#### [GIVEN REQUEST]
Reproduce every line of the data below without changing anything, and leave out the pictures.

— BEGIN RAW DATA —

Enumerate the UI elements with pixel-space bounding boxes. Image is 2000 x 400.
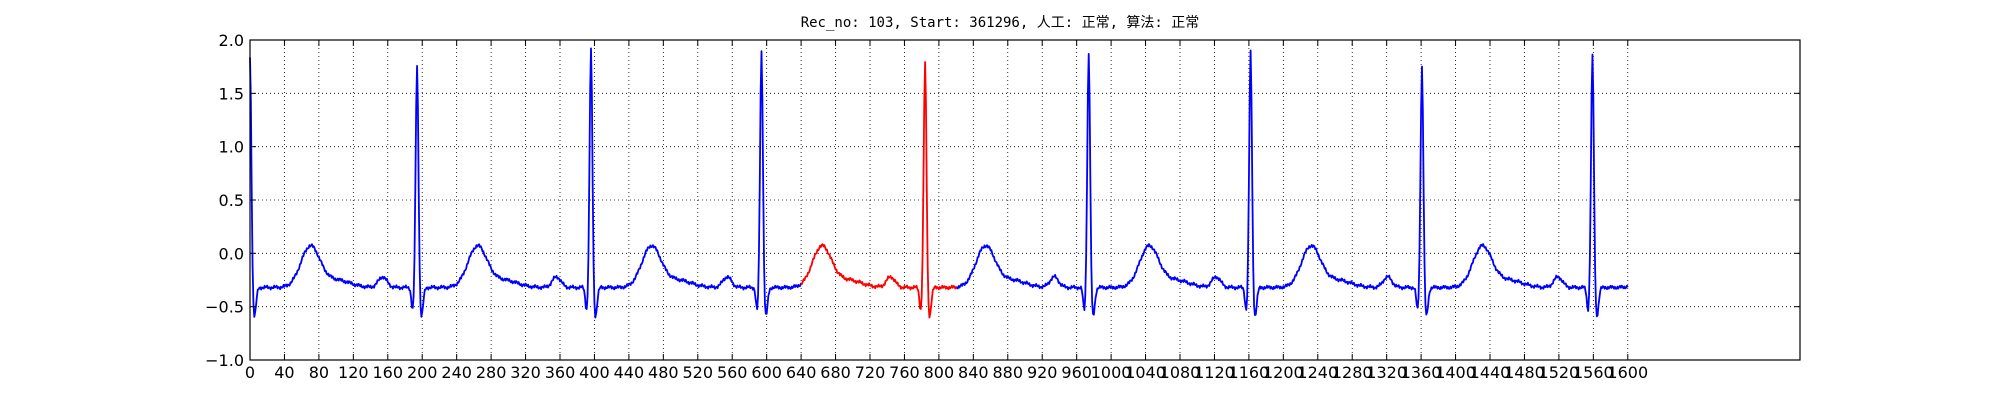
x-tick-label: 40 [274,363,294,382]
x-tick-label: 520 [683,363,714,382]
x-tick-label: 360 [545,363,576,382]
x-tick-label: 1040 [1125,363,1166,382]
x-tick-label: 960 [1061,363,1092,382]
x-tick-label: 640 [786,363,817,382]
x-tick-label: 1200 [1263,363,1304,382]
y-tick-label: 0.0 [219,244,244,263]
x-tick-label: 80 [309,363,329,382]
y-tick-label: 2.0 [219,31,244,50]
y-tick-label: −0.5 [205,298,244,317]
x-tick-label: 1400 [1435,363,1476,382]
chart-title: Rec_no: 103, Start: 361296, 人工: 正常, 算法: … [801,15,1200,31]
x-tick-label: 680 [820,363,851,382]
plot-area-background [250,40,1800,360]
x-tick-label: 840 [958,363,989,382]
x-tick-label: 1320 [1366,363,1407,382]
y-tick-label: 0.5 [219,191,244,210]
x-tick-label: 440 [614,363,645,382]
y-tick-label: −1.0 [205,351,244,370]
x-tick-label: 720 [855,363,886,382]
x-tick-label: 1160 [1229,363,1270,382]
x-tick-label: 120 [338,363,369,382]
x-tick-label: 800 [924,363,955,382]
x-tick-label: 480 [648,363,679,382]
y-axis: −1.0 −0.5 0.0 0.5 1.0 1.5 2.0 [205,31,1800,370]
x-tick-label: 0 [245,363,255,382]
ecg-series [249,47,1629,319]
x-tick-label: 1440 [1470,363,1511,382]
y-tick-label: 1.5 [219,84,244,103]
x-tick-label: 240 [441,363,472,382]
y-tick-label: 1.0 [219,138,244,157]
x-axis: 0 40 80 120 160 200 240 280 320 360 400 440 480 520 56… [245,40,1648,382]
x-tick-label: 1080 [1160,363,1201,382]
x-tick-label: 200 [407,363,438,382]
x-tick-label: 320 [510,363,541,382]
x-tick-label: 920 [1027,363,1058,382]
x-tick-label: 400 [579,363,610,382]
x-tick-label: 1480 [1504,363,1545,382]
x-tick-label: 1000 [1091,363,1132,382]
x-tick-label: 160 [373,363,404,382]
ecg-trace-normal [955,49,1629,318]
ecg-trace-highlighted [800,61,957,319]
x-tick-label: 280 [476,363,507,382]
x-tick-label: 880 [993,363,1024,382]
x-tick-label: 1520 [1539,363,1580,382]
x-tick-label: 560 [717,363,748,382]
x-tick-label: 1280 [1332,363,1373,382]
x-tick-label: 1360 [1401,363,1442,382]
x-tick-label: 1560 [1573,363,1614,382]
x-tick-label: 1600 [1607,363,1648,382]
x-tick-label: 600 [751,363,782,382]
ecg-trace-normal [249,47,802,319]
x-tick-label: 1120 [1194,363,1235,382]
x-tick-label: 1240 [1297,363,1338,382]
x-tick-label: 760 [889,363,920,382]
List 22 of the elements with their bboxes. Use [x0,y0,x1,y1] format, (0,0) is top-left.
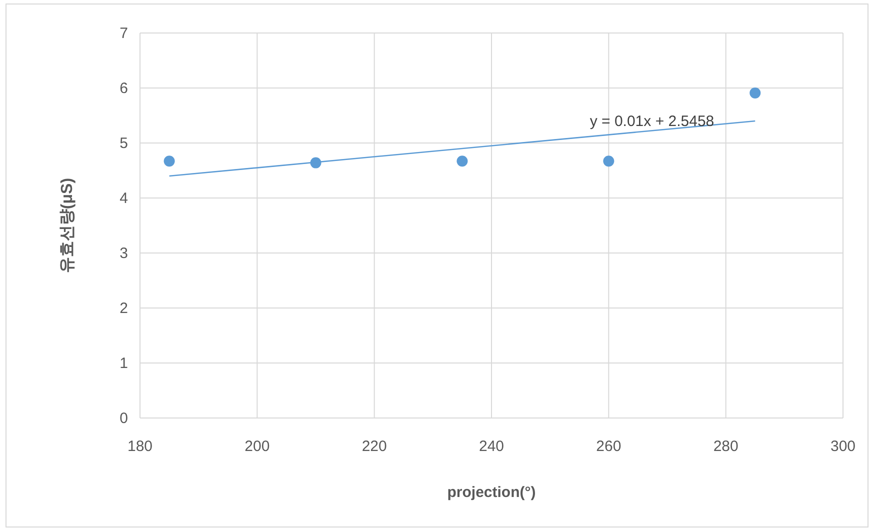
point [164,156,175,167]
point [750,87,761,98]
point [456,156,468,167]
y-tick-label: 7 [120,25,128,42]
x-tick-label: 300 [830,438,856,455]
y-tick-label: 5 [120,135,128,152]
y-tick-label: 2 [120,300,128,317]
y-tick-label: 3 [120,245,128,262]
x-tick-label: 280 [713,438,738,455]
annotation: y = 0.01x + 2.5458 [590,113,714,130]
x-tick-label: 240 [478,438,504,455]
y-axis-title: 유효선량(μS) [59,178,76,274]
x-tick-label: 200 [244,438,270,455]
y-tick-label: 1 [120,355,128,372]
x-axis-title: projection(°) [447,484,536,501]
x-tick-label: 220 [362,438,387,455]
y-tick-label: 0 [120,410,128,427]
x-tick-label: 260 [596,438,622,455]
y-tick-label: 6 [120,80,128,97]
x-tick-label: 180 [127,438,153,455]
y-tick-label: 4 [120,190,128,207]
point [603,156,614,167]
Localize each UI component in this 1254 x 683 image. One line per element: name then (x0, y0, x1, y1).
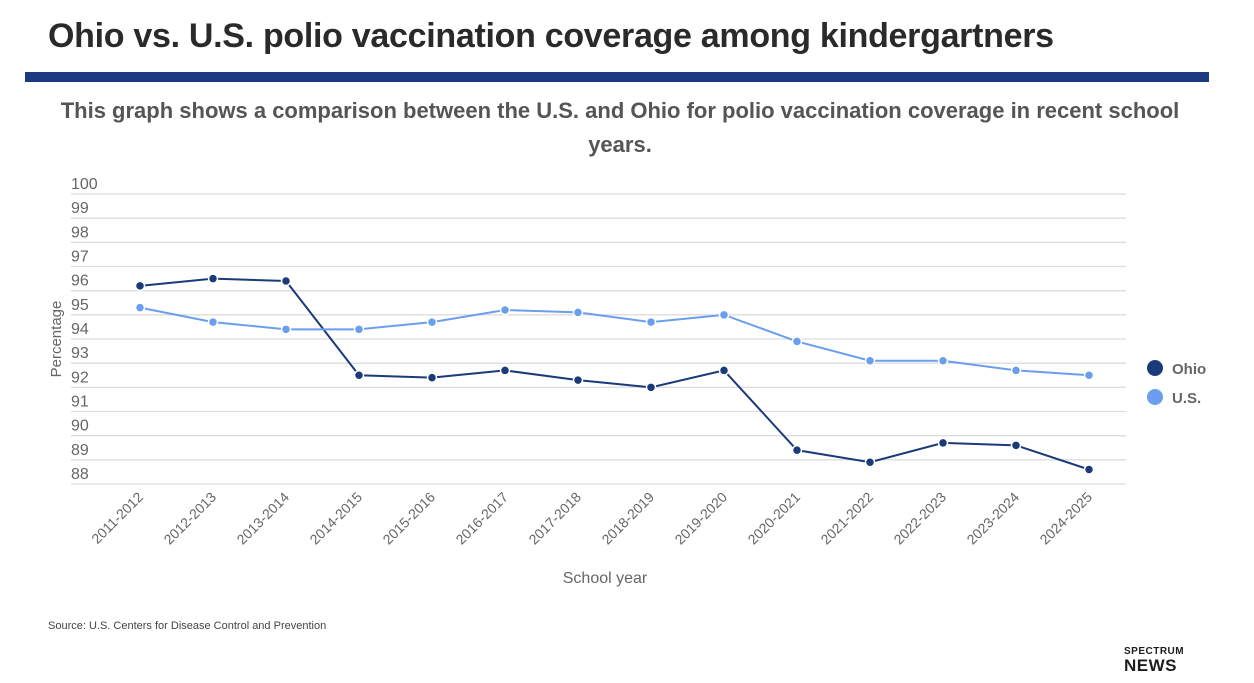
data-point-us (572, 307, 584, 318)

— END RAW DATA —

#### [FINISHED ANSWER]
Enumerate the UI elements with pixel-space bounding boxes. Image is 2000 x 400.
x-tick-label: 40 [274,363,294,382]
x-tick-label: 520 [683,363,714,382]
x-tick-label: 360 [545,363,576,382]
x-tick-label: 1040 [1125,363,1166,382]
x-tick-label: 960 [1061,363,1092,382]
x-tick-label: 640 [786,363,817,382]
x-tick-label: 1200 [1263,363,1304,382]
y-tick-label: 0.0 [219,244,244,263]
x-tick-label: 80 [309,363,329,382]
y-tick-label: 2.0 [219,31,244,50]
y-tick-label: −0.5 [205,298,244,317]
x-tick-label: 1400 [1435,363,1476,382]
chart-title: Rec_no: 103, Start: 361296, 人工: 正常, 算法: … [801,15,1200,31]
x-tick-label: 680 [820,363,851,382]
plot-area-background [250,40,1800,360]
x-tick-label: 840 [958,363,989,382]
x-tick-label: 1320 [1366,363,1407,382]
y-tick-label: 0.5 [219,191,244,210]
x-tick-label: 440 [614,363,645,382]
y-tick-label: −1.0 [205,351,244,370]
x-tick-label: 720 [855,363,886,382]
x-tick-label: 1160 [1229,363,1270,382]
x-tick-label: 120 [338,363,369,382]
x-tick-label: 800 [924,363,955,382]
x-tick-label: 480 [648,363,679,382]
y-axis: −1.0 −0.5 0.0 0.5 1.0 1.5 2.0 [205,31,1800,370]
x-tick-label: 0 [245,363,255,382]
ecg-series [249,47,1629,319]
x-tick-label: 1440 [1470,363,1511,382]
y-tick-label: 1.5 [219,84,244,103]
x-tick-label: 240 [441,363,472,382]
y-tick-label: 1.0 [219,138,244,157]
x-axis: 0 40 80 120 160 200 240 280 320 360 400 440 480 520 56… [245,40,1648,382]
x-tick-label: 1080 [1160,363,1201,382]
x-tick-label: 200 [407,363,438,382]
x-tick-label: 320 [510,363,541,382]
x-tick-label: 920 [1027,363,1058,382]
x-tick-label: 400 [579,363,610,382]
x-tick-label: 1480 [1504,363,1545,382]
x-tick-label: 1000 [1091,363,1132,382]
x-tick-label: 160 [373,363,404,382]
ecg-trace-normal [955,49,1629,318]
ecg-trace-highlighted [800,61,957,319]
x-tick-label: 280 [476,363,507,382]
x-tick-label: 880 [993,363,1024,382]
x-tick-label: 1520 [1539,363,1580,382]
x-tick-label: 560 [717,363,748,382]
x-tick-label: 1280 [1332,363,1373,382]
x-tick-label: 1360 [1401,363,1442,382]
x-tick-label: 1560 [1573,363,1614,382]
x-tick-label: 1600 [1607,363,1648,382]
x-tick-label: 600 [751,363,782,382]
ecg-trace-normal [249,47,802,319]
x-tick-label: 1120 [1194,363,1235,382]
x-tick-label: 1240 [1297,363,1338,382]
x-tick-label: 760 [889,363,920,382]
List 22 of the elements with their bboxes. Use [x0,y0,x1,y1] format, (0,0) is top-left.
point [164,156,175,167]
point [750,87,761,98]
point [456,156,468,167]
y-tick-label: 7 [120,25,128,42]
x-tick-label: 300 [830,438,856,455]
y-tick-label: 5 [120,135,128,152]
y-tick-label: 2 [120,300,128,317]
y-tick-label: 3 [120,245,128,262]
x-tick-label: 280 [713,438,738,455]
annotation: y = 0.01x + 2.5458 [590,113,714,130]
x-tick-label: 240 [478,438,504,455]
y-axis-title: 유효선량(μS) [59,178,76,274]
x-tick-label: 200 [244,438,270,455]
y-tick-label: 1 [120,355,128,372]
x-axis-title: projection(°) [447,484,536,501]
x-tick-label: 220 [362,438,387,455]
y-tick-label: 0 [120,410,128,427]
x-tick-label: 260 [596,438,622,455]
y-tick-label: 6 [120,80,128,97]
x-tick-label: 180 [127,438,153,455]
y-tick-label: 4 [120,190,128,207]
point [603,156,614,167]
Localize each UI component in this 1254 x 683 image. One line per element: name then (x0, y0, x1, y1).
data-point-us (572, 307, 584, 318)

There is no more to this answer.